■ **Task statement**:
Take every line from the listing below that includes "pulse" and copy it.
* * * * * * * * *
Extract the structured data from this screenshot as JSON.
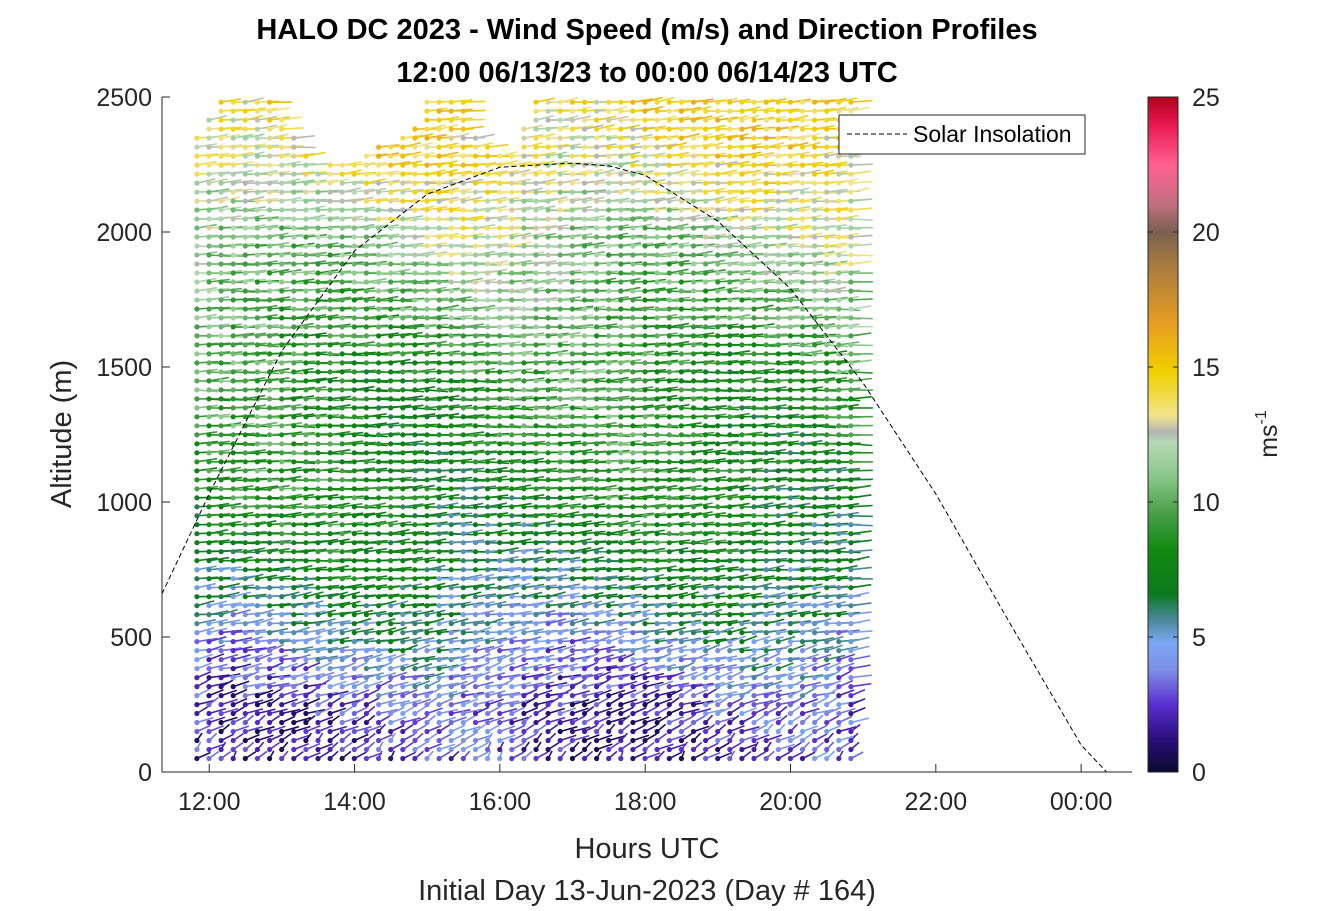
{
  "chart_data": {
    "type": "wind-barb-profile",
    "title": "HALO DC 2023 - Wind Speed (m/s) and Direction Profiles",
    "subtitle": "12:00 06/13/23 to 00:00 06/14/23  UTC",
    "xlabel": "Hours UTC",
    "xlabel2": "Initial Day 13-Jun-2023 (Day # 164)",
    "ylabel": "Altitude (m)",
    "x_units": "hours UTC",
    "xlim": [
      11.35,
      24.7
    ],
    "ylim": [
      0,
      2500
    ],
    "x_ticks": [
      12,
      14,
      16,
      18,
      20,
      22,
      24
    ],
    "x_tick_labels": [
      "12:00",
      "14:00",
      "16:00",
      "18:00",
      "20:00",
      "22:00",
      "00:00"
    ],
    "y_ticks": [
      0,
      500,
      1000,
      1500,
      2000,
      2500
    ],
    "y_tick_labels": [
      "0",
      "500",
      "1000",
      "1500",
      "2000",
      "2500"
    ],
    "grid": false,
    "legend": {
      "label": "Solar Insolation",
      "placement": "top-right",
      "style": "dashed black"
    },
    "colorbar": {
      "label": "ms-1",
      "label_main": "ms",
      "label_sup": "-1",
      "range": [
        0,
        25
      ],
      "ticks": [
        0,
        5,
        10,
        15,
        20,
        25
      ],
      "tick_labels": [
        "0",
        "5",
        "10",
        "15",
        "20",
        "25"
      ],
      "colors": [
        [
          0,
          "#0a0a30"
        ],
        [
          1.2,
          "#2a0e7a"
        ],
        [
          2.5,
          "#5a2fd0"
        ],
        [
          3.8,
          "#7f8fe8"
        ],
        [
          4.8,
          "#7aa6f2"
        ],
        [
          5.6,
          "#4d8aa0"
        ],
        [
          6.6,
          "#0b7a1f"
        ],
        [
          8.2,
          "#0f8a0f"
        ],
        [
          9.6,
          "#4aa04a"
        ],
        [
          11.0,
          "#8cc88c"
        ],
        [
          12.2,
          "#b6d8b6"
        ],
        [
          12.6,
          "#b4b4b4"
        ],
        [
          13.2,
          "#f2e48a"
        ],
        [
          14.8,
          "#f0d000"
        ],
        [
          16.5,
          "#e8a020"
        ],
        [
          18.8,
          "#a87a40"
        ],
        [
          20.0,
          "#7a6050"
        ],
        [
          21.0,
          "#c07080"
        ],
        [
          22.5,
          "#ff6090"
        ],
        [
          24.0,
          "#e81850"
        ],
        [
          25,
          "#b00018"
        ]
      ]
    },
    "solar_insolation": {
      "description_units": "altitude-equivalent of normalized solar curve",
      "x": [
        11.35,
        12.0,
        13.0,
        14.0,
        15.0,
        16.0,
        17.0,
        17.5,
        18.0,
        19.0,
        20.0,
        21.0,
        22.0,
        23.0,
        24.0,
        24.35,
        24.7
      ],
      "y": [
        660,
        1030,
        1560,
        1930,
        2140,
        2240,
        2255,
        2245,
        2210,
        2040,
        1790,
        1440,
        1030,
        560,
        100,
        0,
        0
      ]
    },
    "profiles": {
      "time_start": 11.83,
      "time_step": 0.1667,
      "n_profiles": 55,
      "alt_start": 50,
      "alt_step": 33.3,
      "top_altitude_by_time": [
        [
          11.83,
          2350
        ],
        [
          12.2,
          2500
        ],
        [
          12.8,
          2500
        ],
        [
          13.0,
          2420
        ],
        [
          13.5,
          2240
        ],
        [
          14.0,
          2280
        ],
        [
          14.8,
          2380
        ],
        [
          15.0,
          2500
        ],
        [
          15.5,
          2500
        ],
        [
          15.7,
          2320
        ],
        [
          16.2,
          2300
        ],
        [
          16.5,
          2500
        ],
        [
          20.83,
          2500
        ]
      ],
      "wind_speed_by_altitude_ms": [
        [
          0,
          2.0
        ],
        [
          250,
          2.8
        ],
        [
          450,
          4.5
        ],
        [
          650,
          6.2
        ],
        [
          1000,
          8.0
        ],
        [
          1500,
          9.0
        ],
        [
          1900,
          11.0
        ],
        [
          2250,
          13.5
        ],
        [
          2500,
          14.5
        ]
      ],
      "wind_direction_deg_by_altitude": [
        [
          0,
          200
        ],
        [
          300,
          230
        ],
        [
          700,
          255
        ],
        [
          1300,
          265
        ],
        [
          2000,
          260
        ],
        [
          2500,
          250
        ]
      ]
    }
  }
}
* * * * * * * * *
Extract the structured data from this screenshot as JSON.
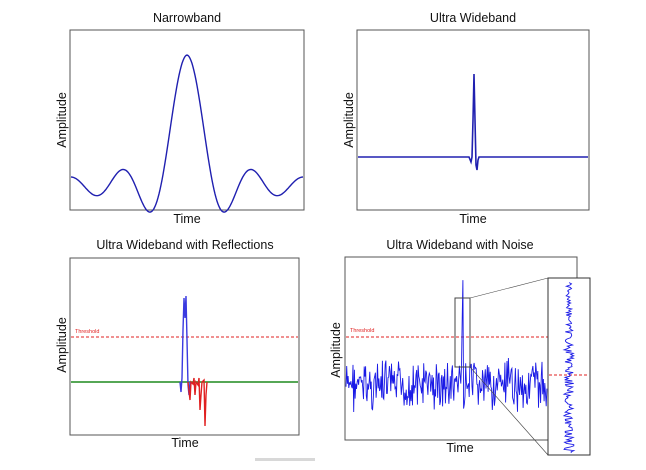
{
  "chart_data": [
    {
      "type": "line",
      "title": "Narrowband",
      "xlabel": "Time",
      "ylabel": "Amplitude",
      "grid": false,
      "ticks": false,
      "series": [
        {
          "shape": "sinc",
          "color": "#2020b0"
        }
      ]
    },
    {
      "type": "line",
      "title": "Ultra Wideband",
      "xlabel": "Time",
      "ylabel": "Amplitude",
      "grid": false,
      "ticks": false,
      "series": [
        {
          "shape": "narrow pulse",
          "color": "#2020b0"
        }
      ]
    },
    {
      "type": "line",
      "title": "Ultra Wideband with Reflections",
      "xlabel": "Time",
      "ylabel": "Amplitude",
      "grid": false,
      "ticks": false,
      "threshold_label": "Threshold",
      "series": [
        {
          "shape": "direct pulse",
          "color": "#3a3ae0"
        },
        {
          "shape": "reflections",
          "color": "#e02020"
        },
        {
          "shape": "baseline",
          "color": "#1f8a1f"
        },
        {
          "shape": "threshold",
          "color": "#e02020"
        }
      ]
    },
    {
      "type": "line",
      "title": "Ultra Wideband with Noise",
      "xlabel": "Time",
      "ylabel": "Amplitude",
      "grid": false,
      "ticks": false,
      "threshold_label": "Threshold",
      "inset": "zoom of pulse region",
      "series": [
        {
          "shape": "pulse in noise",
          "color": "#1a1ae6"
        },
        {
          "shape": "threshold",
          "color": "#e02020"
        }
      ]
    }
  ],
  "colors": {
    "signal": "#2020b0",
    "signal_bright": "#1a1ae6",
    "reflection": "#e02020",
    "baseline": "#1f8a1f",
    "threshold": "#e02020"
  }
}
* * * * * * * * *
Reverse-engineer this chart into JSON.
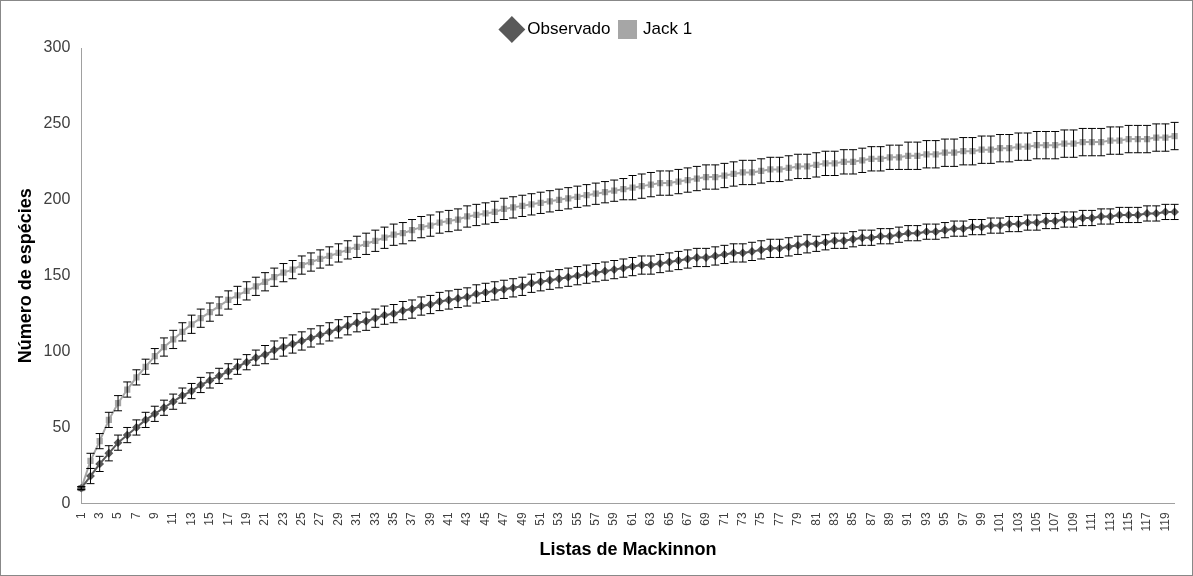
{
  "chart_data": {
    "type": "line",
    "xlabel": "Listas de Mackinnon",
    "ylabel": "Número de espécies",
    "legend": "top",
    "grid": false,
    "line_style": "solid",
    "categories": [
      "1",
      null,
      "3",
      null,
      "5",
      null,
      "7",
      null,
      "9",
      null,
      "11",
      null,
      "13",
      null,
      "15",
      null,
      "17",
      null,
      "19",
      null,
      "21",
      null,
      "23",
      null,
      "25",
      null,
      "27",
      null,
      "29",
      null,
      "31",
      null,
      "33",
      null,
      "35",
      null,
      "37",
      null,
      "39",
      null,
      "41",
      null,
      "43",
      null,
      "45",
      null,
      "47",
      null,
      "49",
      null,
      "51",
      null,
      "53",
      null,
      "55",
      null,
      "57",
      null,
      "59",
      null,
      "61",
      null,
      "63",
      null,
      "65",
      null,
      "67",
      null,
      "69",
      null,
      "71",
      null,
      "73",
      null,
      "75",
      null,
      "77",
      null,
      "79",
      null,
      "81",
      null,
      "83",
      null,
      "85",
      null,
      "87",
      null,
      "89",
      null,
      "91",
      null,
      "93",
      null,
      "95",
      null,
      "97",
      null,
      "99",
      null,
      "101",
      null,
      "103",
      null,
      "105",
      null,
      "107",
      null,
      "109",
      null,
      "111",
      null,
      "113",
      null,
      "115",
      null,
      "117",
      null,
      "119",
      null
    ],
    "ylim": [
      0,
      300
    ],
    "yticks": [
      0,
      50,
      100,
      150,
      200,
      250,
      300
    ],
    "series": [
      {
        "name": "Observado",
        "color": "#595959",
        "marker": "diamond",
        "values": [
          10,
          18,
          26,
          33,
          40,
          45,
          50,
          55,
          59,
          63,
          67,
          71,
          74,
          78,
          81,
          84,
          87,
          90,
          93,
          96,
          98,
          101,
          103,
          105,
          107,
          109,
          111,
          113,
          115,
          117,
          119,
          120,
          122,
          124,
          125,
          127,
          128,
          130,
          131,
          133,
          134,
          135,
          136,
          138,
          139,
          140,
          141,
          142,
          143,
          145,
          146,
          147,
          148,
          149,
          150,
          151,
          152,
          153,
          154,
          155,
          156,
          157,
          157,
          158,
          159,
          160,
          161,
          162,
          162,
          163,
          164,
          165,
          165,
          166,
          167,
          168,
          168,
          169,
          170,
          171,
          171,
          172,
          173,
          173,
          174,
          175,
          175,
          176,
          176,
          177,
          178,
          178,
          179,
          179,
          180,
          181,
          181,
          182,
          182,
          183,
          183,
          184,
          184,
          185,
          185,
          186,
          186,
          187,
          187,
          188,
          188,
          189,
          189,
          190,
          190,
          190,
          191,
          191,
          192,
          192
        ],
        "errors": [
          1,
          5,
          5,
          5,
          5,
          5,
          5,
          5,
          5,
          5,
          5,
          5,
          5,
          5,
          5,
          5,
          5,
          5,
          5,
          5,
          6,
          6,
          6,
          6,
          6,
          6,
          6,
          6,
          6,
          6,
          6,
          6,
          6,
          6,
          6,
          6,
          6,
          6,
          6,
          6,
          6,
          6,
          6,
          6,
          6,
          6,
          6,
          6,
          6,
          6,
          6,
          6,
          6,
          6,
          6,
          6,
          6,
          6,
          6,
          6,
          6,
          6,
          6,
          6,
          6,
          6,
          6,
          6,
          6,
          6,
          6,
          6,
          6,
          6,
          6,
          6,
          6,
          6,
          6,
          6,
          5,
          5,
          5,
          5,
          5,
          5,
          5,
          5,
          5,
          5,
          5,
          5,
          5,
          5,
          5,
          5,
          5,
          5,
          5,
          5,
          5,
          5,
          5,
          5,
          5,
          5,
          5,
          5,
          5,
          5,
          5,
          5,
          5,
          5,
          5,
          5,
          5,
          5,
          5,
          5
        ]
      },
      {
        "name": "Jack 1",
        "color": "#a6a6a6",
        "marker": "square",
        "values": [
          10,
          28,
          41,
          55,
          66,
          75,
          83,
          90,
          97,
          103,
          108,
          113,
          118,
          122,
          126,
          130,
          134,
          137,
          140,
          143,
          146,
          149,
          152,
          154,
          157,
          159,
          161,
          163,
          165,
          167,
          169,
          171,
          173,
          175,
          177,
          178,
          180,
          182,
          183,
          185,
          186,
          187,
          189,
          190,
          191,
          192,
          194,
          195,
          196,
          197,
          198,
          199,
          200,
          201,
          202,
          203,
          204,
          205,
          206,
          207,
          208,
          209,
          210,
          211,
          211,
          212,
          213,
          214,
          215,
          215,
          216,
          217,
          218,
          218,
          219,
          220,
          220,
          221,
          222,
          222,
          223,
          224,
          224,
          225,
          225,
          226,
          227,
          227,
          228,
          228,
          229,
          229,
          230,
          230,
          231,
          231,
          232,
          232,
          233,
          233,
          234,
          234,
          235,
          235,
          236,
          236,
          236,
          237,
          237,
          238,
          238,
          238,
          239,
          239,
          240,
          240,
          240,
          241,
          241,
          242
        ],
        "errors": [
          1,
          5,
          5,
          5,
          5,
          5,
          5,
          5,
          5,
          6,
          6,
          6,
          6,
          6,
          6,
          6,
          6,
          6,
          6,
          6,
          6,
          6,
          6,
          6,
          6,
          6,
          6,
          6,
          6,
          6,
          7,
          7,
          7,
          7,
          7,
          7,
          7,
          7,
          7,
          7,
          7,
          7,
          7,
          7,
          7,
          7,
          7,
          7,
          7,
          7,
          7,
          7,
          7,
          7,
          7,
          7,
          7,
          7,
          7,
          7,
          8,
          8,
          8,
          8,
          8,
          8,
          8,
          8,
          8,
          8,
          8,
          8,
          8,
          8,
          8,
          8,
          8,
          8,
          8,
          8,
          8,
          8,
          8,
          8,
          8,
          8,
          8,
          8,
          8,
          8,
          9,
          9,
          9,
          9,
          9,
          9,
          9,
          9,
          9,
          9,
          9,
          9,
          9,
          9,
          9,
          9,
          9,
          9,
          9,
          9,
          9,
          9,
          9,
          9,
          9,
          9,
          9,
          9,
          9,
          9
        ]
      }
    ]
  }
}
* * * * * * * * *
■ **Full response**:
          "shape": "narrow pulse",
          "shape": "direct pulse",
      "inset": "zoom of pulse region",
          "shape": "pulse in noise",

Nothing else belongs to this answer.